(Collected data entries)
******************************
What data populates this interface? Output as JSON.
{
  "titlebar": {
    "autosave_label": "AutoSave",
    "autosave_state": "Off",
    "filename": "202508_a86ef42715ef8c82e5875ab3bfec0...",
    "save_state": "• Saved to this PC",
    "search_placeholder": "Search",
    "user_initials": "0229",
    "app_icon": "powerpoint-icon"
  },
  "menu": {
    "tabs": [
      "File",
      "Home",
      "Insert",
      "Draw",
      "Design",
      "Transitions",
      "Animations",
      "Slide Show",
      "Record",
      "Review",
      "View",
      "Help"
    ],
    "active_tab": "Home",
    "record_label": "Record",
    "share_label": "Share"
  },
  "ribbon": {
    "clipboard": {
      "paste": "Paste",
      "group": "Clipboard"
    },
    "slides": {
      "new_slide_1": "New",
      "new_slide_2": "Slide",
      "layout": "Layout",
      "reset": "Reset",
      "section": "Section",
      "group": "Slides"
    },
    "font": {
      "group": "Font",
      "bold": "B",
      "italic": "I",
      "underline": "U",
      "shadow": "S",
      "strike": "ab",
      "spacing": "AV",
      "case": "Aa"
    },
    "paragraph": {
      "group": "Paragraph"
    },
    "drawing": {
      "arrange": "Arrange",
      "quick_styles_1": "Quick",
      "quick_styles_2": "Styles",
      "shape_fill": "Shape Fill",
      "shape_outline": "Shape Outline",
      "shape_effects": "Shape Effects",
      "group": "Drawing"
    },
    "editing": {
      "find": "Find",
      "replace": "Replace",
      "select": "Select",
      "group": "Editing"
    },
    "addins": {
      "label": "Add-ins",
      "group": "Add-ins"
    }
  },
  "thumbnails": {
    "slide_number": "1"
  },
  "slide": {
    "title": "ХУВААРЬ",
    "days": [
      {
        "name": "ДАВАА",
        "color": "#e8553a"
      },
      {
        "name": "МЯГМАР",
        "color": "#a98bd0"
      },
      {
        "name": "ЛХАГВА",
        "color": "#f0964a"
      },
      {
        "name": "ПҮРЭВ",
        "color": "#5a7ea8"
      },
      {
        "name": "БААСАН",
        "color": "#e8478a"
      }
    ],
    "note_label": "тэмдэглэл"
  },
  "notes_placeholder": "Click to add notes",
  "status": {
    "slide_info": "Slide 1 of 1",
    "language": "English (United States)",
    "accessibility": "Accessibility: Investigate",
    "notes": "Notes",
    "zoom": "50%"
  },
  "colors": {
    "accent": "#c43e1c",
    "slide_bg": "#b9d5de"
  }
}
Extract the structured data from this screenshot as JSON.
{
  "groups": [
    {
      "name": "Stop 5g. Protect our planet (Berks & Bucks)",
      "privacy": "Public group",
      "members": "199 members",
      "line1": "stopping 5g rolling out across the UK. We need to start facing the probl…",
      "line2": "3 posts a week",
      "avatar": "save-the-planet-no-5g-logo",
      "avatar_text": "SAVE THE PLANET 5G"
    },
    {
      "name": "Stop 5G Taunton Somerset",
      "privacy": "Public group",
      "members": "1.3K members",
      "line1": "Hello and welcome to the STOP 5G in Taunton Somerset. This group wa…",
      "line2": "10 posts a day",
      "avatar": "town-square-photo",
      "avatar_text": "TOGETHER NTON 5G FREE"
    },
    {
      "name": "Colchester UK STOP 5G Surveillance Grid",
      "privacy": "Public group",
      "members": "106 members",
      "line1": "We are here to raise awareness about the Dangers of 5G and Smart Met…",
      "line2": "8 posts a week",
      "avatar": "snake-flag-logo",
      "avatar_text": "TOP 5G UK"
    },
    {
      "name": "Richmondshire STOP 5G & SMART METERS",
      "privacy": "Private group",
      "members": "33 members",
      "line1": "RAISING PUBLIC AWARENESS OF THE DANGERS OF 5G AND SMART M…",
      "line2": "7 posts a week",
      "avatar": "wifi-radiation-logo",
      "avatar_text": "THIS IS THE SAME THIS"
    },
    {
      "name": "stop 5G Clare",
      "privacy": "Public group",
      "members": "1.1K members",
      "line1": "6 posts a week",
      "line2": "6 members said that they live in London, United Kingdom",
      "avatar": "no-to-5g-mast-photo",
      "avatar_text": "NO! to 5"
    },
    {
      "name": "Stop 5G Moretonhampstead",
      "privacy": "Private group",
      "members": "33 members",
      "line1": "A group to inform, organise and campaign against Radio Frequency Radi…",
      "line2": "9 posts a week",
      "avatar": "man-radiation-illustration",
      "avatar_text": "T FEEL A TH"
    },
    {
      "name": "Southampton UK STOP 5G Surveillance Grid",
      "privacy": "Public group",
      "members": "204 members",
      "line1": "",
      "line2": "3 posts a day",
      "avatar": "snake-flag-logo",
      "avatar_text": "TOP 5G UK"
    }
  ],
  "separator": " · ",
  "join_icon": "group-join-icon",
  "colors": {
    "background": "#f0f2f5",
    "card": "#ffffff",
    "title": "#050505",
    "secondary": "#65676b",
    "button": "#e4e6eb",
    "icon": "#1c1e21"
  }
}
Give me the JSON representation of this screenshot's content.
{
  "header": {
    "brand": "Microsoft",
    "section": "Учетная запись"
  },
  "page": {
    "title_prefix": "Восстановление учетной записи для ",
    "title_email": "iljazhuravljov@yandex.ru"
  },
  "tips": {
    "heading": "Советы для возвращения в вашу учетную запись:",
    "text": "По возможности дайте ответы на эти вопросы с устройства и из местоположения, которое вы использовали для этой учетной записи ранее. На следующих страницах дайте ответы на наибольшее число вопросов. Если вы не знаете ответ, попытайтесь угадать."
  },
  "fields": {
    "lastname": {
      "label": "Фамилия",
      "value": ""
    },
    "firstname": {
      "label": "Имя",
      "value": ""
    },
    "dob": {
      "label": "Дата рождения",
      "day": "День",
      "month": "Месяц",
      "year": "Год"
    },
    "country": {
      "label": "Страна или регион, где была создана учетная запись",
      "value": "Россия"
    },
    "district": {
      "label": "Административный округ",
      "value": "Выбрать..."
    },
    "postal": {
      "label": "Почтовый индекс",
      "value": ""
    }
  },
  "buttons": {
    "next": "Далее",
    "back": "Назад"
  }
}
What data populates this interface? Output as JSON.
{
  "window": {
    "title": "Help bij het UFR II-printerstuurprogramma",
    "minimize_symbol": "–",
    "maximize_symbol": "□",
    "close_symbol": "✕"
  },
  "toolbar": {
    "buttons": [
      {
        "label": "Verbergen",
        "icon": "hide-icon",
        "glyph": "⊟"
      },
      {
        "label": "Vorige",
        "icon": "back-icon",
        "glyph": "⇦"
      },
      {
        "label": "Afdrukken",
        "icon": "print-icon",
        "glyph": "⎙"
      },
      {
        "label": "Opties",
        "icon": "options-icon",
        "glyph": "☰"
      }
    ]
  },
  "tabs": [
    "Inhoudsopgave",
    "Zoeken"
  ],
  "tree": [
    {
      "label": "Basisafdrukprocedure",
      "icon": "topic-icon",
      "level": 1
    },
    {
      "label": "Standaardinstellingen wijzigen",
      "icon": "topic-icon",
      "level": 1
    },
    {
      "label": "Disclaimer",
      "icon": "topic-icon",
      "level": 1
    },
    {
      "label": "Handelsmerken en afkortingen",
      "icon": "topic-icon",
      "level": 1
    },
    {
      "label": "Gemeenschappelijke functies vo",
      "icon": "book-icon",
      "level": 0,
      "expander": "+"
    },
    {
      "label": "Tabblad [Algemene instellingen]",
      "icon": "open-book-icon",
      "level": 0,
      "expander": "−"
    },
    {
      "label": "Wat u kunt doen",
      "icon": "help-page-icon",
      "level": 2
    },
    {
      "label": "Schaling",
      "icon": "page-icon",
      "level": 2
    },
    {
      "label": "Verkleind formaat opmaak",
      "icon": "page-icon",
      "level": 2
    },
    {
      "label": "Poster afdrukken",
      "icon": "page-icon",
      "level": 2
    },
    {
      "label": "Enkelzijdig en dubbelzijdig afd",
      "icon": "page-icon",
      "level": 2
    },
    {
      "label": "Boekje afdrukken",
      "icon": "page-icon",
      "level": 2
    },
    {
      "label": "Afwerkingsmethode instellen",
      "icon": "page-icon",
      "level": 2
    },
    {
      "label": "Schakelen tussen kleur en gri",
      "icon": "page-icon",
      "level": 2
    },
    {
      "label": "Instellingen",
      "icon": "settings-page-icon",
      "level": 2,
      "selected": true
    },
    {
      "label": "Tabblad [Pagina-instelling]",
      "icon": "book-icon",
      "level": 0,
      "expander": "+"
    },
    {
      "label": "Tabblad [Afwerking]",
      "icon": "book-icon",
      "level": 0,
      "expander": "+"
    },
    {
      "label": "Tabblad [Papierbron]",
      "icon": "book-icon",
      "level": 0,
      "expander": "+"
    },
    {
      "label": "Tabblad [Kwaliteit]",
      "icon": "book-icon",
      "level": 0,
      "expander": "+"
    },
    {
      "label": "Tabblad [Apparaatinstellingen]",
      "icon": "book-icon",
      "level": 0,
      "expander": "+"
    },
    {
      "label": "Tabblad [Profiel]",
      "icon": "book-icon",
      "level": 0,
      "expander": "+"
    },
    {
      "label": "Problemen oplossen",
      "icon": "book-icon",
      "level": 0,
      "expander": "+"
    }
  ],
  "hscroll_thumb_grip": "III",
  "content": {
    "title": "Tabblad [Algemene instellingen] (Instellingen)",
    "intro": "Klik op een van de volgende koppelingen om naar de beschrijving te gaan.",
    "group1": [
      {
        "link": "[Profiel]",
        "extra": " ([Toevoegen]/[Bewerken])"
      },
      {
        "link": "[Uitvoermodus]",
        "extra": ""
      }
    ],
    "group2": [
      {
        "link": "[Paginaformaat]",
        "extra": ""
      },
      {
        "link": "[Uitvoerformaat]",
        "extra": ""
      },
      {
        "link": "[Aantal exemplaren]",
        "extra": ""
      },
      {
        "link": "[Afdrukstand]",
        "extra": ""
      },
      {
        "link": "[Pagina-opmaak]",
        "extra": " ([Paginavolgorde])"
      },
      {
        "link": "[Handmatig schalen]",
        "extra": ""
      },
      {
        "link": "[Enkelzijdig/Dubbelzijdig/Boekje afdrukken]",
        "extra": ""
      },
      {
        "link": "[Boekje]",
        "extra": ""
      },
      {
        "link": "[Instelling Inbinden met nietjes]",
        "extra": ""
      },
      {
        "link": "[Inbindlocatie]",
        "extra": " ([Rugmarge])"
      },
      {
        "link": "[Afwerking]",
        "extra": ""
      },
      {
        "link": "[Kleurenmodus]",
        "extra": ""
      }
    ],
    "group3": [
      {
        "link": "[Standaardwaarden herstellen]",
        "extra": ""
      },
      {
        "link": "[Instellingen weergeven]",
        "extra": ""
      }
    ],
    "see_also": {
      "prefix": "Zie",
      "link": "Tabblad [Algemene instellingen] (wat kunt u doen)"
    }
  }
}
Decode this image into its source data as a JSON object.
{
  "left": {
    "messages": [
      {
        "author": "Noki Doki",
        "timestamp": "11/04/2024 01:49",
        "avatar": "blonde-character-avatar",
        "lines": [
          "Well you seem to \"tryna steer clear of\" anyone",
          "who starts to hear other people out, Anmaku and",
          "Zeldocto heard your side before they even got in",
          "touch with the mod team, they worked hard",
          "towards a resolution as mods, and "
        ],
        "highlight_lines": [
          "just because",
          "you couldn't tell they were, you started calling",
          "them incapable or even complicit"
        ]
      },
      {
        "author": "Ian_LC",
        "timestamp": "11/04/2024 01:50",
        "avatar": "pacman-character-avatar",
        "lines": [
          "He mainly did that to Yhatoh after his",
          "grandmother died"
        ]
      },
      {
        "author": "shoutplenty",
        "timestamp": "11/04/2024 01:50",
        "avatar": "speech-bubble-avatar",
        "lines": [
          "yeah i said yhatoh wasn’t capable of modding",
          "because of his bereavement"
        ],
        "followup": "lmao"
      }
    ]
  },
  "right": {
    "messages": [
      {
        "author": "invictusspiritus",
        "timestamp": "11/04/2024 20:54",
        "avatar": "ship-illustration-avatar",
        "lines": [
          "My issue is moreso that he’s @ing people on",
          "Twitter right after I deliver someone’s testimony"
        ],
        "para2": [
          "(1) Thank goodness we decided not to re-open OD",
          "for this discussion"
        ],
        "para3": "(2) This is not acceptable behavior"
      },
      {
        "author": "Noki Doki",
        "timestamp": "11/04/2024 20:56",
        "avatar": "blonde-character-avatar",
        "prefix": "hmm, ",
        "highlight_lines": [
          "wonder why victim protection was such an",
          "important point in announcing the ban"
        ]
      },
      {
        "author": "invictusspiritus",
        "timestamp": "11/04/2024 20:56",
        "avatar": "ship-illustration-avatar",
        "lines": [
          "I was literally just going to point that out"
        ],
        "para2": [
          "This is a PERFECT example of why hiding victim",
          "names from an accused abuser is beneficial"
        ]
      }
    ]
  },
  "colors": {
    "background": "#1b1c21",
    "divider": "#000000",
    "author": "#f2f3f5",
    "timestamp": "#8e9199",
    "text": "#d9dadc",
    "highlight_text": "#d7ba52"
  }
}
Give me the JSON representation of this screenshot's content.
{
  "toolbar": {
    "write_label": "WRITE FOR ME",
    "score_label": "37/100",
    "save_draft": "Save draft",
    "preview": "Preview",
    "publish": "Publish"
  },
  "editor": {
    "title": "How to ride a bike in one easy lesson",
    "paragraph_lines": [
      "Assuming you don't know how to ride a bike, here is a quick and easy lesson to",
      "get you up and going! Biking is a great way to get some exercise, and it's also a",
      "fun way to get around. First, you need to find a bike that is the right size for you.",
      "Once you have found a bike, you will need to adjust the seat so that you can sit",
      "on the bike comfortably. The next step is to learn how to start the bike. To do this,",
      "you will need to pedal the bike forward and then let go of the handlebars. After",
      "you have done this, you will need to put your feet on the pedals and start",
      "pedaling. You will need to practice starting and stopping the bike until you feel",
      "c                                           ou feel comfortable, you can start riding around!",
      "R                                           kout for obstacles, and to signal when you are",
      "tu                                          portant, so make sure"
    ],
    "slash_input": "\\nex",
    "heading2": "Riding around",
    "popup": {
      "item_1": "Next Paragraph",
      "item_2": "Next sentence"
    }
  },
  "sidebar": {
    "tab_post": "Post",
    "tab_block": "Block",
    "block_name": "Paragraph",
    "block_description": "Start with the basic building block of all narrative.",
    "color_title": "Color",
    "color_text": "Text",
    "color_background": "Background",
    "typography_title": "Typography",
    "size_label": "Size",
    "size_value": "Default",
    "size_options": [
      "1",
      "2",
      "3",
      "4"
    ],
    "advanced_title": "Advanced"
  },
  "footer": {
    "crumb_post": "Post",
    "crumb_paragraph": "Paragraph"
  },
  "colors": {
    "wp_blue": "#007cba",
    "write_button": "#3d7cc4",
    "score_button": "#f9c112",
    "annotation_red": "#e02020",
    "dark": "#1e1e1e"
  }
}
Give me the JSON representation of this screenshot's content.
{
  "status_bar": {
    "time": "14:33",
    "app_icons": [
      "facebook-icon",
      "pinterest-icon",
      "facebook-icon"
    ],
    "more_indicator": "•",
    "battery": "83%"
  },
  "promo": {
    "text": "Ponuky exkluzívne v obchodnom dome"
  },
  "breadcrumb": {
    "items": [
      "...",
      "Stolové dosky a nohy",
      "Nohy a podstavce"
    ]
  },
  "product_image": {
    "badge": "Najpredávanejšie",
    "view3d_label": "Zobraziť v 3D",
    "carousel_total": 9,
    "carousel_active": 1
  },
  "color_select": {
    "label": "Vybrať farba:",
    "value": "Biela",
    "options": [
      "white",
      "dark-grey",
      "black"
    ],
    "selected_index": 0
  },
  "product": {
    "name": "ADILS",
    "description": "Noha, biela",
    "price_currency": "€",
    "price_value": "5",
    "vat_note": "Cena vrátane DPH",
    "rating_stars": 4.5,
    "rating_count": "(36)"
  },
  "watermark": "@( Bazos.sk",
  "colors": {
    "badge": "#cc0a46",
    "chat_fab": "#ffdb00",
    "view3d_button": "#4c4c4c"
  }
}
******************************
== Exercise task ==
Reproduce each line of the material containing the word "have".

== The solution ==
      "Once you have found a bike, you will need to adjust the seat so that you can sit",
      "you have done this, you will need to put your feet on the pedals and start",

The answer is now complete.